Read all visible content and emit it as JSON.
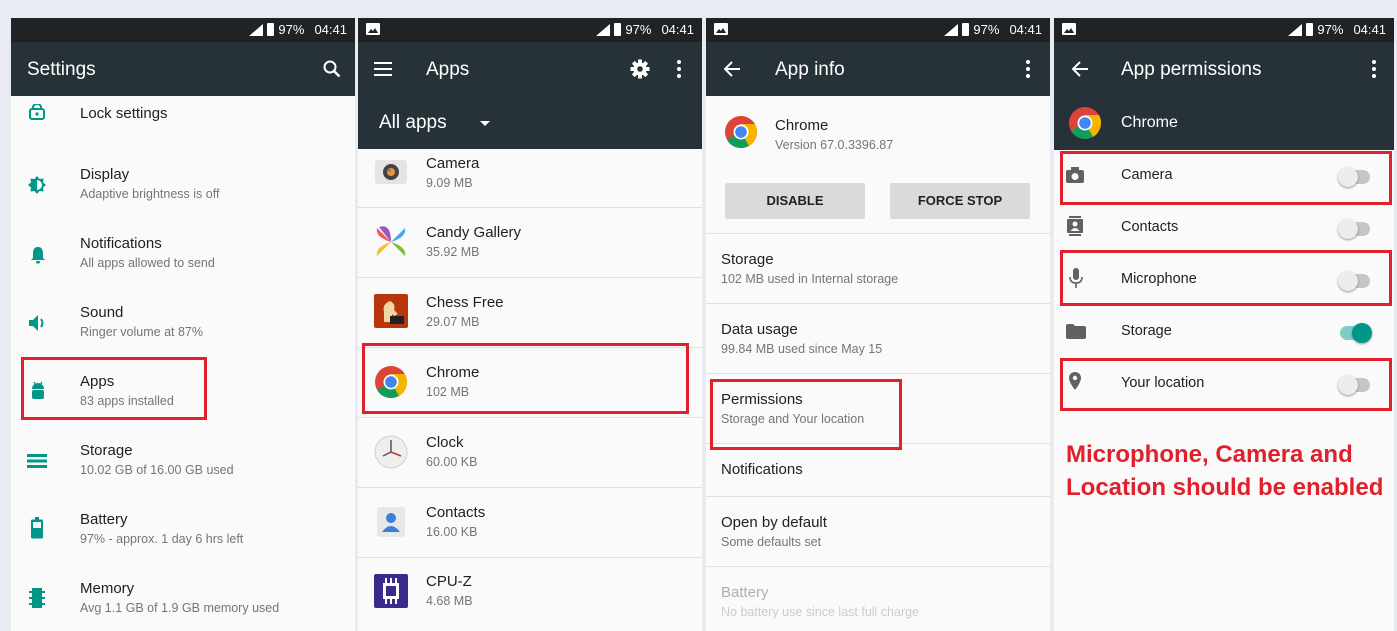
{
  "status_bar": {
    "battery": "97%",
    "time": "04:41"
  },
  "colors": {
    "appbar": "#263238",
    "accent": "#009688",
    "highlight": "#e0202a"
  },
  "settings": {
    "title": "Settings",
    "items": [
      {
        "title": "Lock settings",
        "subtitle": "",
        "icon": "lock-icon"
      },
      {
        "title": "Display",
        "subtitle": "Adaptive brightness is off",
        "icon": "brightness-icon"
      },
      {
        "title": "Notifications",
        "subtitle": "All apps allowed to send",
        "icon": "bell-icon"
      },
      {
        "title": "Sound",
        "subtitle": "Ringer volume at 87%",
        "icon": "volume-icon"
      },
      {
        "title": "Apps",
        "subtitle": "83 apps installed",
        "icon": "android-icon"
      },
      {
        "title": "Storage",
        "subtitle": "10.02 GB of 16.00 GB used",
        "icon": "storage-icon"
      },
      {
        "title": "Battery",
        "subtitle": "97% - approx. 1 day 6 hrs left",
        "icon": "battery-icon"
      },
      {
        "title": "Memory",
        "subtitle": "Avg 1.1 GB of 1.9 GB memory used",
        "icon": "memory-icon"
      }
    ]
  },
  "apps": {
    "title": "Apps",
    "filter": "All apps",
    "items": [
      {
        "name": "Camera",
        "size": "9.09 MB",
        "icon": "camera-app-icon"
      },
      {
        "name": "Candy Gallery",
        "size": "35.92 MB",
        "icon": "candy-gallery-icon"
      },
      {
        "name": "Chess Free",
        "size": "29.07 MB",
        "icon": "chess-icon"
      },
      {
        "name": "Chrome",
        "size": "102 MB",
        "icon": "chrome-icon"
      },
      {
        "name": "Clock",
        "size": "60.00 KB",
        "icon": "clock-icon"
      },
      {
        "name": "Contacts",
        "size": "16.00 KB",
        "icon": "contacts-app-icon"
      },
      {
        "name": "CPU-Z",
        "size": "4.68 MB",
        "icon": "cpu-z-icon"
      }
    ]
  },
  "app_info": {
    "title": "App info",
    "app_name": "Chrome",
    "version": "Version 67.0.3396.87",
    "disable_label": "DISABLE",
    "force_stop_label": "FORCE STOP",
    "items": [
      {
        "title": "Storage",
        "subtitle": "102 MB used in Internal storage"
      },
      {
        "title": "Data usage",
        "subtitle": "99.84 MB used since May 15"
      },
      {
        "title": "Permissions",
        "subtitle": "Storage and Your location"
      },
      {
        "title": "Notifications",
        "subtitle": ""
      },
      {
        "title": "Open by default",
        "subtitle": "Some defaults set"
      },
      {
        "title": "Battery",
        "subtitle": "No battery use since last full charge"
      }
    ]
  },
  "permissions": {
    "title": "App permissions",
    "app_name": "Chrome",
    "items": [
      {
        "label": "Camera",
        "enabled": false,
        "icon": "camera-icon"
      },
      {
        "label": "Contacts",
        "enabled": false,
        "icon": "contacts-icon"
      },
      {
        "label": "Microphone",
        "enabled": false,
        "icon": "microphone-icon"
      },
      {
        "label": "Storage",
        "enabled": true,
        "icon": "folder-icon"
      },
      {
        "label": "Your location",
        "enabled": false,
        "icon": "location-icon"
      }
    ],
    "note": "Microphone, Camera and Location should be enabled"
  }
}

******

Output the data exactly. Pictures don't belong in the result.

Read all visible content and emit it as JSON.
{
  "status_bar": {
    "battery": "97%",
    "time": "04:41"
  },
  "colors": {
    "appbar": "#263238",
    "accent": "#009688",
    "highlight": "#e0202a"
  },
  "settings": {
    "title": "Settings",
    "items": [
      {
        "title": "Lock settings",
        "subtitle": "",
        "icon": "lock-icon"
      },
      {
        "title": "Display",
        "subtitle": "Adaptive brightness is off",
        "icon": "brightness-icon"
      },
      {
        "title": "Notifications",
        "subtitle": "All apps allowed to send",
        "icon": "bell-icon"
      },
      {
        "title": "Sound",
        "subtitle": "Ringer volume at 87%",
        "icon": "volume-icon"
      },
      {
        "title": "Apps",
        "subtitle": "83 apps installed",
        "icon": "android-icon"
      },
      {
        "title": "Storage",
        "subtitle": "10.02 GB of 16.00 GB used",
        "icon": "storage-icon"
      },
      {
        "title": "Battery",
        "subtitle": "97% - approx. 1 day 6 hrs left",
        "icon": "battery-icon"
      },
      {
        "title": "Memory",
        "subtitle": "Avg 1.1 GB of 1.9 GB memory used",
        "icon": "memory-icon"
      }
    ]
  },
  "apps": {
    "title": "Apps",
    "filter": "All apps",
    "items": [
      {
        "name": "Camera",
        "size": "9.09 MB",
        "icon": "camera-app-icon"
      },
      {
        "name": "Candy Gallery",
        "size": "35.92 MB",
        "icon": "candy-gallery-icon"
      },
      {
        "name": "Chess Free",
        "size": "29.07 MB",
        "icon": "chess-icon"
      },
      {
        "name": "Chrome",
        "size": "102 MB",
        "icon": "chrome-icon"
      },
      {
        "name": "Clock",
        "size": "60.00 KB",
        "icon": "clock-icon"
      },
      {
        "name": "Contacts",
        "size": "16.00 KB",
        "icon": "contacts-app-icon"
      },
      {
        "name": "CPU-Z",
        "size": "4.68 MB",
        "icon": "cpu-z-icon"
      }
    ]
  },
  "app_info": {
    "title": "App info",
    "app_name": "Chrome",
    "version": "Version 67.0.3396.87",
    "disable_label": "DISABLE",
    "force_stop_label": "FORCE STOP",
    "items": [
      {
        "title": "Storage",
        "subtitle": "102 MB used in Internal storage"
      },
      {
        "title": "Data usage",
        "subtitle": "99.84 MB used since May 15"
      },
      {
        "title": "Permissions",
        "subtitle": "Storage and Your location"
      },
      {
        "title": "Notifications",
        "subtitle": ""
      },
      {
        "title": "Open by default",
        "subtitle": "Some defaults set"
      },
      {
        "title": "Battery",
        "subtitle": "No battery use since last full charge"
      }
    ]
  },
  "permissions": {
    "title": "App permissions",
    "app_name": "Chrome",
    "items": [
      {
        "label": "Camera",
        "enabled": false,
        "icon": "camera-icon"
      },
      {
        "label": "Contacts",
        "enabled": false,
        "icon": "contacts-icon"
      },
      {
        "label": "Microphone",
        "enabled": false,
        "icon": "microphone-icon"
      },
      {
        "label": "Storage",
        "enabled": true,
        "icon": "folder-icon"
      },
      {
        "label": "Your location",
        "enabled": false,
        "icon": "location-icon"
      }
    ],
    "note": "Microphone, Camera and Location should be enabled"
  }
}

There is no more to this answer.